>> BEGIN

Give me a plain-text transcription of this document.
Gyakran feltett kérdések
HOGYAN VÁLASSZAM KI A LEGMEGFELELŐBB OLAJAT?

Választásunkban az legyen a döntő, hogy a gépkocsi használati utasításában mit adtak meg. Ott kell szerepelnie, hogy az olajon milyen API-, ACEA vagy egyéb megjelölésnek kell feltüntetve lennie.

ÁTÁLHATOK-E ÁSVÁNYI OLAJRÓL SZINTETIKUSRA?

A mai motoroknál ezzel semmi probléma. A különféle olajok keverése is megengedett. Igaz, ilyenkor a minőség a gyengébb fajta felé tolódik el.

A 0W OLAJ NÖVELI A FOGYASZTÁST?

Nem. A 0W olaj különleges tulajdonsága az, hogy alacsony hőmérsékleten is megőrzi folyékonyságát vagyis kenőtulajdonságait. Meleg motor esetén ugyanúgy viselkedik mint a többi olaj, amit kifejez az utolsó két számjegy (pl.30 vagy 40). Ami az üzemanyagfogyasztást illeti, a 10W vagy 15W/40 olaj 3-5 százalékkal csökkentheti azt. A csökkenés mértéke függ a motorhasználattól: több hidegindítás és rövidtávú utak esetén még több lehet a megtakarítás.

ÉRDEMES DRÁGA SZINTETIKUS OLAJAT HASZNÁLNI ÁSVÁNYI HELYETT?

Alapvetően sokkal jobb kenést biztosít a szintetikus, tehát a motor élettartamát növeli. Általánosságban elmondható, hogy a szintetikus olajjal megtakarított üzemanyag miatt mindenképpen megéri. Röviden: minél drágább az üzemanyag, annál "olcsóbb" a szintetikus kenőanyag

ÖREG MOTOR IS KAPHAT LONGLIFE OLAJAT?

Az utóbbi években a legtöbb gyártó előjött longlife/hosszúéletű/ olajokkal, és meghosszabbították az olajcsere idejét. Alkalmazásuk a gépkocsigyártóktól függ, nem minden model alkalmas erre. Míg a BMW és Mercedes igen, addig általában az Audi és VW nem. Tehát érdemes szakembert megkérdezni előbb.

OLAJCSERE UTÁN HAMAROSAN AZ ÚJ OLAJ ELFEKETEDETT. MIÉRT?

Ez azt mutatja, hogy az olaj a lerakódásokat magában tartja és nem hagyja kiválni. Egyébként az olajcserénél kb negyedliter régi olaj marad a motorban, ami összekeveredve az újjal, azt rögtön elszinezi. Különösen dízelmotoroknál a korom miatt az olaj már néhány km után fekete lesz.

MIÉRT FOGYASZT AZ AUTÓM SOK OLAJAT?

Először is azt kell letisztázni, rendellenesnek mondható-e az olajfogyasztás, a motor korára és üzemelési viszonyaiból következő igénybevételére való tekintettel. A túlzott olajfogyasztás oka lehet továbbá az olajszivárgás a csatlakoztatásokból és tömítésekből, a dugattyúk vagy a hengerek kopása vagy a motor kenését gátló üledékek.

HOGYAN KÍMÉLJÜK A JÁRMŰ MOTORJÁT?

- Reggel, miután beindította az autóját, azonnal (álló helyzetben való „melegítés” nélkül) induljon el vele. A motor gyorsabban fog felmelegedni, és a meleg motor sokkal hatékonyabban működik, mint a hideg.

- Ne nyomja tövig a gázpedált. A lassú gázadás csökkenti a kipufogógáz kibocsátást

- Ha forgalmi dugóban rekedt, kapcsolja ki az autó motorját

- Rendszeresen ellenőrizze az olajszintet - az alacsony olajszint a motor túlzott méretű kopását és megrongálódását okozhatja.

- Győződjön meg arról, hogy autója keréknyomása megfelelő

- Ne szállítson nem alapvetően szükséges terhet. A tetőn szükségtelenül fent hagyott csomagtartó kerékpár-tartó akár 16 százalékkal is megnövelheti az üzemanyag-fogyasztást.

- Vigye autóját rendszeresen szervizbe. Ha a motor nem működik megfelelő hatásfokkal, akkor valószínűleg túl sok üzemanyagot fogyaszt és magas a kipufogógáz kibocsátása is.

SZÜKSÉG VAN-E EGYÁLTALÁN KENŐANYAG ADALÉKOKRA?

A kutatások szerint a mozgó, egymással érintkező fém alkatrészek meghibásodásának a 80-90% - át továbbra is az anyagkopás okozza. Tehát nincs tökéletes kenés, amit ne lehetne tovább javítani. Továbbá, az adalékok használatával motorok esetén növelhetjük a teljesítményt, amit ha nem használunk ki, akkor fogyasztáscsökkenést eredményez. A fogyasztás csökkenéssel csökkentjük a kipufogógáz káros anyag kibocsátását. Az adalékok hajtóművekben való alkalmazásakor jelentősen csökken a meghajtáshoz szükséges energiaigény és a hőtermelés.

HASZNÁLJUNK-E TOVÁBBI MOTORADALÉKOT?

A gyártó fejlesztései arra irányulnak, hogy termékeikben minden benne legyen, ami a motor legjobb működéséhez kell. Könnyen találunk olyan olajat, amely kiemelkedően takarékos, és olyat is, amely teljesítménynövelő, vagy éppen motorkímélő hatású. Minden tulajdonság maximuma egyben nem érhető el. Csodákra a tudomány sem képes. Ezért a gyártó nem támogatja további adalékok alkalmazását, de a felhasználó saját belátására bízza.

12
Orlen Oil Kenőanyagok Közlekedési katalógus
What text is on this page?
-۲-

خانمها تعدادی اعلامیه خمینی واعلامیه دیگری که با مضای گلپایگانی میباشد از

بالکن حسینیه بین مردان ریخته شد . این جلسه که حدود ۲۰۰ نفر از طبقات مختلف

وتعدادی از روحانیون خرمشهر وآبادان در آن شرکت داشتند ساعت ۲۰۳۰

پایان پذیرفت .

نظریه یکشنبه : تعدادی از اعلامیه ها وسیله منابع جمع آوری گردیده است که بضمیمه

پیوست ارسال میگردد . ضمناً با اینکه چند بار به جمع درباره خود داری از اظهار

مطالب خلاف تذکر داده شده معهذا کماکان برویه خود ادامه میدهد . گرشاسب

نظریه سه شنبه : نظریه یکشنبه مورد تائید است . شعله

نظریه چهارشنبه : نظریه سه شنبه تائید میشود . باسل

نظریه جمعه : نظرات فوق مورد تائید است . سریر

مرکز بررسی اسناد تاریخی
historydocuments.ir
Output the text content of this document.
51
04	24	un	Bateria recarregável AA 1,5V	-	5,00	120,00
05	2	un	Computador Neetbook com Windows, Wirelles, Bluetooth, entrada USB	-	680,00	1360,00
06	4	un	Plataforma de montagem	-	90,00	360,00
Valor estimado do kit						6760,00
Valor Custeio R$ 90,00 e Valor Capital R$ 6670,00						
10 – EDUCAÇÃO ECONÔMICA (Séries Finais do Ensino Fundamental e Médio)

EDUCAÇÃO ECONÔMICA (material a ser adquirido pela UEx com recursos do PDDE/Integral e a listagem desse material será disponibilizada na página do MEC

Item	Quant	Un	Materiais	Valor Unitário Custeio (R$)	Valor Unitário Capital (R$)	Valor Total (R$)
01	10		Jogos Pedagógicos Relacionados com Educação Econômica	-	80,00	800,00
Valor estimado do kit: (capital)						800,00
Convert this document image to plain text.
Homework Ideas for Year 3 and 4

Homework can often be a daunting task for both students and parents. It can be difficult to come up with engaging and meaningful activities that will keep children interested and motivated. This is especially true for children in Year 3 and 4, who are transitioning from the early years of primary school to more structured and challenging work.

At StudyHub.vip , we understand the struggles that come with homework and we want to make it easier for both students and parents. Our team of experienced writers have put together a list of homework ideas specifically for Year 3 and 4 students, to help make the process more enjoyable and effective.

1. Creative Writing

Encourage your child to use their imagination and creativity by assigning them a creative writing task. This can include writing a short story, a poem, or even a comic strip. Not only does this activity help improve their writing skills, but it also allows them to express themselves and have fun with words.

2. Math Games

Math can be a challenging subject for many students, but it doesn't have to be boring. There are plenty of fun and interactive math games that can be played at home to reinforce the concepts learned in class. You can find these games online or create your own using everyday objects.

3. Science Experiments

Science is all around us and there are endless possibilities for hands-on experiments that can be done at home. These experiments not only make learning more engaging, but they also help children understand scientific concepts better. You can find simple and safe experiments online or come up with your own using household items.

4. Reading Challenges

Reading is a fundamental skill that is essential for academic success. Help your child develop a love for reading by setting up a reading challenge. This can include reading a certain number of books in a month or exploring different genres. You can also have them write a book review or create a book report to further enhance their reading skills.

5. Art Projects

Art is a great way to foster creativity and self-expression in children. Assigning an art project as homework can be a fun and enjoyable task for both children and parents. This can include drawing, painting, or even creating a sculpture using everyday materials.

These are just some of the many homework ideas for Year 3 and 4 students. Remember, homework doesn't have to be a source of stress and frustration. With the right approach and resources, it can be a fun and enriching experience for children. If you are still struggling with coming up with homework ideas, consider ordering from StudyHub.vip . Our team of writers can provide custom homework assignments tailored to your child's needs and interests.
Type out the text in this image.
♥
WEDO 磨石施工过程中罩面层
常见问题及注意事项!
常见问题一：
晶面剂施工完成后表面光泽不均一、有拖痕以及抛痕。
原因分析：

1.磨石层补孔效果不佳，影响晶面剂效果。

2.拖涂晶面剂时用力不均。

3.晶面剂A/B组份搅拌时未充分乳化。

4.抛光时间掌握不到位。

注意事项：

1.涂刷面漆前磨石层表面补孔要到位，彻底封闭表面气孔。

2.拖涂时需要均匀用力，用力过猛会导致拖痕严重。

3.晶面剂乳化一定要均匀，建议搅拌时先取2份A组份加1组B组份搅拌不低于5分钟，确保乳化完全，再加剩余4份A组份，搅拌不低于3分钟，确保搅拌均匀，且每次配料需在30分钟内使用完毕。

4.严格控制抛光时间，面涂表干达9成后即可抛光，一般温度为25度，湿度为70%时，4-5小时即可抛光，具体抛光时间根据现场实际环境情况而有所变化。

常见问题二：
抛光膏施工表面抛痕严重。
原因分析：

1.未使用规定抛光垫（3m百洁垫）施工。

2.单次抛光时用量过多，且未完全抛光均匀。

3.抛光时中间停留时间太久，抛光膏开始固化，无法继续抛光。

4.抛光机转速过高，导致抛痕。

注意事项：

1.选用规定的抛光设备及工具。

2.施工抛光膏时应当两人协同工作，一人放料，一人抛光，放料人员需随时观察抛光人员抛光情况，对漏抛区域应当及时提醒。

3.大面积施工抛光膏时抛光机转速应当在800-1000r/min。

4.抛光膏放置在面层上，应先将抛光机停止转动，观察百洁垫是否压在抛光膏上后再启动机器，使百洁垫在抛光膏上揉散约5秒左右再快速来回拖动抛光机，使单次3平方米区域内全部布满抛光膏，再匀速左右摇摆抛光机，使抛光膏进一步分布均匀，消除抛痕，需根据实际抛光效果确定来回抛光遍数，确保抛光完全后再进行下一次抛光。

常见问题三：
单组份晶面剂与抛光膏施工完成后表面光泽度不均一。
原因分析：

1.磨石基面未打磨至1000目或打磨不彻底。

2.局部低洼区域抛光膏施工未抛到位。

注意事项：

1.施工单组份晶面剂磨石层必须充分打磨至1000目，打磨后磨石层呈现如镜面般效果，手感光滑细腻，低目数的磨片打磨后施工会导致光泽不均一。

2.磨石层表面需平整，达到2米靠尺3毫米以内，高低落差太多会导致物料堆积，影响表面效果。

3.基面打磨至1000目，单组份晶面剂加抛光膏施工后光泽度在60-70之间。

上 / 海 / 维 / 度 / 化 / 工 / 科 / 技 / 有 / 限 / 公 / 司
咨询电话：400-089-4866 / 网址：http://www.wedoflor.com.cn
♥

>> END

### Exercise aim
Check every line for "enjoyable" and show the ones that have it.

### Solution for this task
At StudyHub.vip , we understand the struggles that come with homework and we want to make it easier for both students and parents. Our team of experienced writers have put together a list of homework ideas specifically for Year 3 and 4 students, to help make the process more enjoyable and effective.
Art is a great way to foster creativity and self-expression in children. Assigning an art project as homework can be a fun and enjoyable task for both children and parents. This can include drawing, painting, or even creating a sculpture using everyday materials.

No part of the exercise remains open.